Entries taken from a collection ▸
>>

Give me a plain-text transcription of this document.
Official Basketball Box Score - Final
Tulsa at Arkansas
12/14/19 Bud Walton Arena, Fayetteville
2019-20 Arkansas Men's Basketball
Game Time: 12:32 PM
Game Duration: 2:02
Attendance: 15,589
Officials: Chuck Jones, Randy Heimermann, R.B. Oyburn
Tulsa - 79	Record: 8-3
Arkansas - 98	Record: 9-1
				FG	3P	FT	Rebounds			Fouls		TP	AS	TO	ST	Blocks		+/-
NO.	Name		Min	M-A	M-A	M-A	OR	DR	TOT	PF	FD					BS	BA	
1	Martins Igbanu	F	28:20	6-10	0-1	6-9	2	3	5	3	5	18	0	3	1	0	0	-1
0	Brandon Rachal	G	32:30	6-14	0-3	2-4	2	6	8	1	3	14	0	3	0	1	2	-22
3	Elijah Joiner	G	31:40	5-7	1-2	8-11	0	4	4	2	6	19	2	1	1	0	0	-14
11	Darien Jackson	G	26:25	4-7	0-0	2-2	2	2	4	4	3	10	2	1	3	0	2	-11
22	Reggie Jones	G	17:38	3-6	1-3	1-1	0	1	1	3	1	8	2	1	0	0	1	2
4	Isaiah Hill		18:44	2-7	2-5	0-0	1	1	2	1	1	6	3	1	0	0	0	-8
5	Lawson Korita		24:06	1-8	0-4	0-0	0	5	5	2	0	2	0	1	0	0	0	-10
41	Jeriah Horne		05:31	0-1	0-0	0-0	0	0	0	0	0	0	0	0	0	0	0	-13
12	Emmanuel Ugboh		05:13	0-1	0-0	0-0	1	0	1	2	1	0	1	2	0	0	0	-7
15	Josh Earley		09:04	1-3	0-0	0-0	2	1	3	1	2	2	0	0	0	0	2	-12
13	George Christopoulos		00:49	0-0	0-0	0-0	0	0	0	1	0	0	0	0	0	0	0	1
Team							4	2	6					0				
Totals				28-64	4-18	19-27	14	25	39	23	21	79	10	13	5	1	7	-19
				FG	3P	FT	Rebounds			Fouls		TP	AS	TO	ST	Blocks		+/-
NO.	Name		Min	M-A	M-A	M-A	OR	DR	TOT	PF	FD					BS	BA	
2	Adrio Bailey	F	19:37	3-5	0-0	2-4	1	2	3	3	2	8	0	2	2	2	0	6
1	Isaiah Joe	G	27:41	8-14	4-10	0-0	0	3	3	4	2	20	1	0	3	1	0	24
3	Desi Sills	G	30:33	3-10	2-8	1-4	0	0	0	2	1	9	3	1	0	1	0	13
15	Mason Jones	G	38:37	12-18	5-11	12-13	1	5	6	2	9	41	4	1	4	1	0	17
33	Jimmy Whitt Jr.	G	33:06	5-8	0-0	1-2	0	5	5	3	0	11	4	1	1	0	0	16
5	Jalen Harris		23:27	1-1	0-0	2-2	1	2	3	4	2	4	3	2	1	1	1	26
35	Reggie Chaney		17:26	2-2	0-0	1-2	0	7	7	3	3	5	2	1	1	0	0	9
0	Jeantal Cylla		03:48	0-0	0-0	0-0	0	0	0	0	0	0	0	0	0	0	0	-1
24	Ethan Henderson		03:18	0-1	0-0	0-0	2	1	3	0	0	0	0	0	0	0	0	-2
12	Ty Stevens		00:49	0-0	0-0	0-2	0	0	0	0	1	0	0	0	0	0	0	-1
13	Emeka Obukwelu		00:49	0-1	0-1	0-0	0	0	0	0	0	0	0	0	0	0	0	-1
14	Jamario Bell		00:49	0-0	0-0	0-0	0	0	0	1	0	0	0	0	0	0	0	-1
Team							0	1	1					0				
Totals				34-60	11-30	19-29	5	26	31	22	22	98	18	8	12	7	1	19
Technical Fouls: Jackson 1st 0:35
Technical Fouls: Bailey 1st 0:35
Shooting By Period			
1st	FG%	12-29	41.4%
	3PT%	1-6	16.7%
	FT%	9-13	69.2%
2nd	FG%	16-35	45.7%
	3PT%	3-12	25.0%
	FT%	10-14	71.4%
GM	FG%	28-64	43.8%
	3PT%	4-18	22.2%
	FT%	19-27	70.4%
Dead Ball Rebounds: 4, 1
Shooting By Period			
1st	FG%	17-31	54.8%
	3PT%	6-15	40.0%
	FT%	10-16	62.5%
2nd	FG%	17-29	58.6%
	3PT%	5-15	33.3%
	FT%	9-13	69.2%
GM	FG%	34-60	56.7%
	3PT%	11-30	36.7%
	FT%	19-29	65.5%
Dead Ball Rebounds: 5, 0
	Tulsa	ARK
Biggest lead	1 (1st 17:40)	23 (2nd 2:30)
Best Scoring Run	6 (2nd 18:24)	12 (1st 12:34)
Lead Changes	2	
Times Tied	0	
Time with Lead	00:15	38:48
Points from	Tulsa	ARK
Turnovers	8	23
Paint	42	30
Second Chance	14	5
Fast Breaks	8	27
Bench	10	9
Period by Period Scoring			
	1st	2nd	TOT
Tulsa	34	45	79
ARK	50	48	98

<<

PROBLEM DESCRIPTION ▸ Repeat the entries exactly, all of them.

SOLUTION TO THIS TASK ▸
Give me a plain-text transcription of this document.
Official Basketball Box Score - Final
Tulsa at Arkansas
12/14/19 Bud Walton Arena, Fayetteville
2019-20 Arkansas Men's Basketball
Game Time: 12:32 PM
Game Duration: 2:02
Attendance: 15,589
Officials: Chuck Jones, Randy Heimermann, R.B. Oyburn
Tulsa - 79	Record: 8-3
Arkansas - 98	Record: 9-1
				FG	3P	FT	Rebounds			Fouls		TP	AS	TO	ST	Blocks		+/-
NO.	Name		Min	M-A	M-A	M-A	OR	DR	TOT	PF	FD					BS	BA	
1	Martins Igbanu	F	28:20	6-10	0-1	6-9	2	3	5	3	5	18	0	3	1	0	0	-1
0	Brandon Rachal	G	32:30	6-14	0-3	2-4	2	6	8	1	3	14	0	3	0	1	2	-22
3	Elijah Joiner	G	31:40	5-7	1-2	8-11	0	4	4	2	6	19	2	1	1	0	0	-14
11	Darien Jackson	G	26:25	4-7	0-0	2-2	2	2	4	4	3	10	2	1	3	0	2	-11
22	Reggie Jones	G	17:38	3-6	1-3	1-1	0	1	1	3	1	8	2	1	0	0	1	2
4	Isaiah Hill		18:44	2-7	2-5	0-0	1	1	2	1	1	6	3	1	0	0	0	-8
5	Lawson Korita		24:06	1-8	0-4	0-0	0	5	5	2	0	2	0	1	0	0	0	-10
41	Jeriah Horne		05:31	0-1	0-0	0-0	0	0	0	0	0	0	0	0	0	0	0	-13
12	Emmanuel Ugboh		05:13	0-1	0-0	0-0	1	0	1	2	1	0	1	2	0	0	0	-7
15	Josh Earley		09:04	1-3	0-0	0-0	2	1	3	1	2	2	0	0	0	0	2	-12
13	George Christopoulos		00:49	0-0	0-0	0-0	0	0	0	1	0	0	0	0	0	0	0	1
Team							4	2	6					0				
Totals				28-64	4-18	19-27	14	25	39	23	21	79	10	13	5	1	7	-19
				FG	3P	FT	Rebounds			Fouls		TP	AS	TO	ST	Blocks		+/-
NO.	Name		Min	M-A	M-A	M-A	OR	DR	TOT	PF	FD					BS	BA	
2	Adrio Bailey	F	19:37	3-5	0-0	2-4	1	2	3	3	2	8	0	2	2	2	0	6
1	Isaiah Joe	G	27:41	8-14	4-10	0-0	0	3	3	4	2	20	1	0	3	1	0	24
3	Desi Sills	G	30:33	3-10	2-8	1-4	0	0	0	2	1	9	3	1	0	1	0	13
15	Mason Jones	G	38:37	12-18	5-11	12-13	1	5	6	2	9	41	4	1	4	1	0	17
33	Jimmy Whitt Jr.	G	33:06	5-8	0-0	1-2	0	5	5	3	0	11	4	1	1	0	0	16
5	Jalen Harris		23:27	1-1	0-0	2-2	1	2	3	4	2	4	3	2	1	1	1	26
35	Reggie Chaney		17:26	2-2	0-0	1-2	0	7	7	3	3	5	2	1	1	0	0	9
0	Jeantal Cylla		03:48	0-0	0-0	0-0	0	0	0	0	0	0	0	0	0	0	0	-1
24	Ethan Henderson		03:18	0-1	0-0	0-0	2	1	3	0	0	0	0	0	0	0	0	-2
12	Ty Stevens		00:49	0-0	0-0	0-2	0	0	0	0	1	0	0	0	0	0	0	-1
13	Emeka Obukwelu		00:49	0-1	0-1	0-0	0	0	0	0	0	0	0	0	0	0	0	-1
14	Jamario Bell		00:49	0-0	0-0	0-0	0	0	0	1	0	0	0	0	0	0	0	-1
Team							0	1	1					0				
Totals				34-60	11-30	19-29	5	26	31	22	22	98	18	8	12	7	1	19
Technical Fouls: Jackson 1st 0:35
Technical Fouls: Bailey 1st 0:35
Shooting By Period			
1st	FG%	12-29	41.4%
	3PT%	1-6	16.7%
	FT%	9-13	69.2%
2nd	FG%	16-35	45.7%
	3PT%	3-12	25.0%
	FT%	10-14	71.4%
GM	FG%	28-64	43.8%
	3PT%	4-18	22.2%
	FT%	19-27	70.4%
Dead Ball Rebounds: 4, 1
Shooting By Period			
1st	FG%	17-31	54.8%
	3PT%	6-15	40.0%
	FT%	10-16	62.5%
2nd	FG%	17-29	58.6%
	3PT%	5-15	33.3%
	FT%	9-13	69.2%
GM	FG%	34-60	56.7%
	3PT%	11-30	36.7%
	FT%	19-29	65.5%
Dead Ball Rebounds: 5, 0
	Tulsa	ARK
Biggest lead	1 (1st 17:40)	23 (2nd 2:30)
Best Scoring Run	6 (2nd 18:24)	12 (1st 12:34)
Lead Changes	2	
Times Tied	0	
Time with Lead	00:15	38:48
Points from	Tulsa	ARK
Turnovers	8	23
Paint	42	30
Second Chance	14	5
Fast Breaks	8	27
Bench	10	9
Period by Period Scoring			
	1st	2nd	TOT
Tulsa	34	45	79
ARK	50	48	98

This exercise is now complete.